STATED TASK —
Find the string "JSON" in the listing and report every line that has it.

[Stored dataset items]
* begin *

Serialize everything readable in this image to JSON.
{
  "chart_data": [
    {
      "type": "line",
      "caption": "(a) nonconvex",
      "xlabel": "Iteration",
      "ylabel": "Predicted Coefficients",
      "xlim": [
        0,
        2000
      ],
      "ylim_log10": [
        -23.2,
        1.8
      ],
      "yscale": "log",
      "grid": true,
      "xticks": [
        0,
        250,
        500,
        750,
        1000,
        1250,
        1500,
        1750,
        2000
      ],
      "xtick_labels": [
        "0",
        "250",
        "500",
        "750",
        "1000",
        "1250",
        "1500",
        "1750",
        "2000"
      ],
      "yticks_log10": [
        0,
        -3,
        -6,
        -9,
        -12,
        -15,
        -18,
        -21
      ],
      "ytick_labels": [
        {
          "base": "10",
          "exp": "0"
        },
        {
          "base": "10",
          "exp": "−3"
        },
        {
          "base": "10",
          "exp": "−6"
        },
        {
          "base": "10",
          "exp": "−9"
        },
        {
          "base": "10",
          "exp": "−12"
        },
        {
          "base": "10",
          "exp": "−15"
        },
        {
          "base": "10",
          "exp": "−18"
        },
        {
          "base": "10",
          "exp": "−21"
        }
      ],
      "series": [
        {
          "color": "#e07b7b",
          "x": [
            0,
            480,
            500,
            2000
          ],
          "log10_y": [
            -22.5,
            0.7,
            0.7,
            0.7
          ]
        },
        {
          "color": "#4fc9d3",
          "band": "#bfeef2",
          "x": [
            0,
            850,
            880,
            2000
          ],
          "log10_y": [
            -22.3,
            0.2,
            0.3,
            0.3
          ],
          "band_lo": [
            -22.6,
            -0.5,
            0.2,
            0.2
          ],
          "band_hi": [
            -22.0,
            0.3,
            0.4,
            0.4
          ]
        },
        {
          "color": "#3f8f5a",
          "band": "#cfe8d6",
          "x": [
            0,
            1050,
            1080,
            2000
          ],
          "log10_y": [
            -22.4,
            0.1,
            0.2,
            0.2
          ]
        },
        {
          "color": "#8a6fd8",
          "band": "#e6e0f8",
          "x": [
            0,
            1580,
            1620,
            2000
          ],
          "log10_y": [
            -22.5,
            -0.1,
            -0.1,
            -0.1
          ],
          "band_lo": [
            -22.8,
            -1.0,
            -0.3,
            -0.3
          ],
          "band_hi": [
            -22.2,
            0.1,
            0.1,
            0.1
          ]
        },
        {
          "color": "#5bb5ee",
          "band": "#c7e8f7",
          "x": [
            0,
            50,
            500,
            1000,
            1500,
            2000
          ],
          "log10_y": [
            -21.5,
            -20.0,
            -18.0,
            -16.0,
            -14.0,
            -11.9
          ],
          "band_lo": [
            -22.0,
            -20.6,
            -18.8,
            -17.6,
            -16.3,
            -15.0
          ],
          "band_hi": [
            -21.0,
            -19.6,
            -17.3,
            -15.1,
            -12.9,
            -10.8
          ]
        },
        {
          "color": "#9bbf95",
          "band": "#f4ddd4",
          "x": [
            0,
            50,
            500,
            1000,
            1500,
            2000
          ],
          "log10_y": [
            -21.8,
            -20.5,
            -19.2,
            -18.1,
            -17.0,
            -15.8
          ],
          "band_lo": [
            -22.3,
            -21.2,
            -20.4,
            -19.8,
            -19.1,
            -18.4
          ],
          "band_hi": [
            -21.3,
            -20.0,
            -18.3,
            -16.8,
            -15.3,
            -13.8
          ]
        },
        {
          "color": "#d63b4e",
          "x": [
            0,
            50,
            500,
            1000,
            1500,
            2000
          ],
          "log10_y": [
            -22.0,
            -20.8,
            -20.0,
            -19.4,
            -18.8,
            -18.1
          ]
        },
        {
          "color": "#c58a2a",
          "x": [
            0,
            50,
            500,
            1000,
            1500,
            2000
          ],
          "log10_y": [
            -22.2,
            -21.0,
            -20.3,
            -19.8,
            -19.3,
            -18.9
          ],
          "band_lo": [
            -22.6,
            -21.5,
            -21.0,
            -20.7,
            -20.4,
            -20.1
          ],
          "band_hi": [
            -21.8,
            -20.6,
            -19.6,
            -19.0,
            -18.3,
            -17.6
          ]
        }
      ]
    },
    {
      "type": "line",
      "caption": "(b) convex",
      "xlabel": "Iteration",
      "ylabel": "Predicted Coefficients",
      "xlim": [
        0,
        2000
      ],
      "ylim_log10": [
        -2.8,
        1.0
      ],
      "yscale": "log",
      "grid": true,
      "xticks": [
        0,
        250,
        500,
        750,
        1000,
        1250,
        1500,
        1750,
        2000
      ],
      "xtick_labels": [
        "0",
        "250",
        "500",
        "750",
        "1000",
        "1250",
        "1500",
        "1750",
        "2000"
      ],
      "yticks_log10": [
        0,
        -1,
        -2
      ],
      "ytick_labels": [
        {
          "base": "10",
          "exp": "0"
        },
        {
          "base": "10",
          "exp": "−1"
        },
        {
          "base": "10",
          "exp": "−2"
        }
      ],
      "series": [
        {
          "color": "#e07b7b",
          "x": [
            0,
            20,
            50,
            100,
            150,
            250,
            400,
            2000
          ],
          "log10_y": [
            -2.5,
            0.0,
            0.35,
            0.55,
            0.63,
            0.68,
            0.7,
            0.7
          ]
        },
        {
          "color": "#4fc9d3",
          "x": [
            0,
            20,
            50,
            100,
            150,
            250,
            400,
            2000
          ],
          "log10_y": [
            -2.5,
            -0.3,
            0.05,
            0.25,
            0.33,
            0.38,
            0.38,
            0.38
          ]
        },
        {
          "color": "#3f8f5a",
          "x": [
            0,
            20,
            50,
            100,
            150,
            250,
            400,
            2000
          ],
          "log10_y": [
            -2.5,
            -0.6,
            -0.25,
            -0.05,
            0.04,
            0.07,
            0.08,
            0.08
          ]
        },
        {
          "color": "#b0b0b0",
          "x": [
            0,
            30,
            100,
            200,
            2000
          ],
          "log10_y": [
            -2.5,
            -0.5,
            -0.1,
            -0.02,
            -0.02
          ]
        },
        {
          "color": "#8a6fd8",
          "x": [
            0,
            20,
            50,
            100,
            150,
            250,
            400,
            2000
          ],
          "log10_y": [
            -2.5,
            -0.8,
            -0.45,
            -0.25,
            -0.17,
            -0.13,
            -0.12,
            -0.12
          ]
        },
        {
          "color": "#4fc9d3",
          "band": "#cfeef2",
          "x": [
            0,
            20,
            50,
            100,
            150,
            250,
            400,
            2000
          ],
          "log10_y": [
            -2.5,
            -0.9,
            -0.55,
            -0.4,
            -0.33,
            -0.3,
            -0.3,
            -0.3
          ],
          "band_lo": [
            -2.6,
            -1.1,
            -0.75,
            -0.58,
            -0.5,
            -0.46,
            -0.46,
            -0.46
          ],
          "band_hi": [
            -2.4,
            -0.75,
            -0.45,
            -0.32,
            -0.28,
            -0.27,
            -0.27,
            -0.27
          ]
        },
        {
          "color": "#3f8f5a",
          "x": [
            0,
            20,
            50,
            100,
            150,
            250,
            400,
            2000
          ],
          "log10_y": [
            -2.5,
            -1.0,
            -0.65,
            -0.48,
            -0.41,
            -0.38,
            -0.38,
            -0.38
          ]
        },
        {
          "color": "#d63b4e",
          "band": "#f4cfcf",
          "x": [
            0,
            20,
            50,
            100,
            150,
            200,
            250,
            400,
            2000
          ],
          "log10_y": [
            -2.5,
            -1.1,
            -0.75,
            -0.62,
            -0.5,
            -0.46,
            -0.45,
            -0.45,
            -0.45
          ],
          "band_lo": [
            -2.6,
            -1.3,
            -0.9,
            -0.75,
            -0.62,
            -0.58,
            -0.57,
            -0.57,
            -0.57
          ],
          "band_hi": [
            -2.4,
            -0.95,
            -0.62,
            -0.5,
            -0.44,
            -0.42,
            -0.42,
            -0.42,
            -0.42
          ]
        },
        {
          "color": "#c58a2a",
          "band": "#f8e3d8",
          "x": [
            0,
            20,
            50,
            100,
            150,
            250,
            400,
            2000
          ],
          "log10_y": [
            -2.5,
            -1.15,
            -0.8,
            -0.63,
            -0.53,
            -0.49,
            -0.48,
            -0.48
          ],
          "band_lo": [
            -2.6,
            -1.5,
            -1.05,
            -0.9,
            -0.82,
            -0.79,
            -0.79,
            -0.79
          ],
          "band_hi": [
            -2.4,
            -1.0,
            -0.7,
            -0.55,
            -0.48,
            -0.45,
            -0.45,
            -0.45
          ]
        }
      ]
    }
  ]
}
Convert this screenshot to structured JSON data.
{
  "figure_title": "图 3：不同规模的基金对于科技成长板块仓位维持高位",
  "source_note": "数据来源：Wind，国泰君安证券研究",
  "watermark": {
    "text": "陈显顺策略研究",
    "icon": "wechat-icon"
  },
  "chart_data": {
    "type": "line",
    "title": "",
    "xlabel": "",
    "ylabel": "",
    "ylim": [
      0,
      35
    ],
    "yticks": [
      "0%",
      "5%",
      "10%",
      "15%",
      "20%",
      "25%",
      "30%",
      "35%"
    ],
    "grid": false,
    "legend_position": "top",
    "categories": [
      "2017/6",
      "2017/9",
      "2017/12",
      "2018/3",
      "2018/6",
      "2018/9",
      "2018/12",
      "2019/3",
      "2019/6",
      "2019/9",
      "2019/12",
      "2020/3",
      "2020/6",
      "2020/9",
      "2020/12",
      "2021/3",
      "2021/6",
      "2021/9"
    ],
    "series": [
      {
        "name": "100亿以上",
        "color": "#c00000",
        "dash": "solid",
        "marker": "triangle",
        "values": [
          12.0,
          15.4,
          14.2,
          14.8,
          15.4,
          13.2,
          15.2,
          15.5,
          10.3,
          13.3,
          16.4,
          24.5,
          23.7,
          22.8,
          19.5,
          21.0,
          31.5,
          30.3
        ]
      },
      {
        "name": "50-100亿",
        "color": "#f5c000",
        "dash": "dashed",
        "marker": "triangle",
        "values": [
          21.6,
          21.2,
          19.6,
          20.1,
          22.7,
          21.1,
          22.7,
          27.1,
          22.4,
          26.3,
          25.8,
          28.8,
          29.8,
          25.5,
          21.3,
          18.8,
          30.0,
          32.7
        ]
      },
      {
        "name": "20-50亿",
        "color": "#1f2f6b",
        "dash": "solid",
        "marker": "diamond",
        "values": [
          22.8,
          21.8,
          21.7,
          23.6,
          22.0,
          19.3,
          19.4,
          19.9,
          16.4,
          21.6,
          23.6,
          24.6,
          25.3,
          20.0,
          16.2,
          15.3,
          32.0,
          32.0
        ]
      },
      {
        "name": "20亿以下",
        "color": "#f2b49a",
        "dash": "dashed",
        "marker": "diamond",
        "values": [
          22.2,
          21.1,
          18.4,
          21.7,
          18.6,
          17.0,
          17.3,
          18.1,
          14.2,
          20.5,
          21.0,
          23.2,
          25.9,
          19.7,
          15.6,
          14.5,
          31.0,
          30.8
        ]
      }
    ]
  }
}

* end *

RESULT OF THE TASK —
Serialize everything readable in this image to JSON.
Convert this screenshot to structured JSON data.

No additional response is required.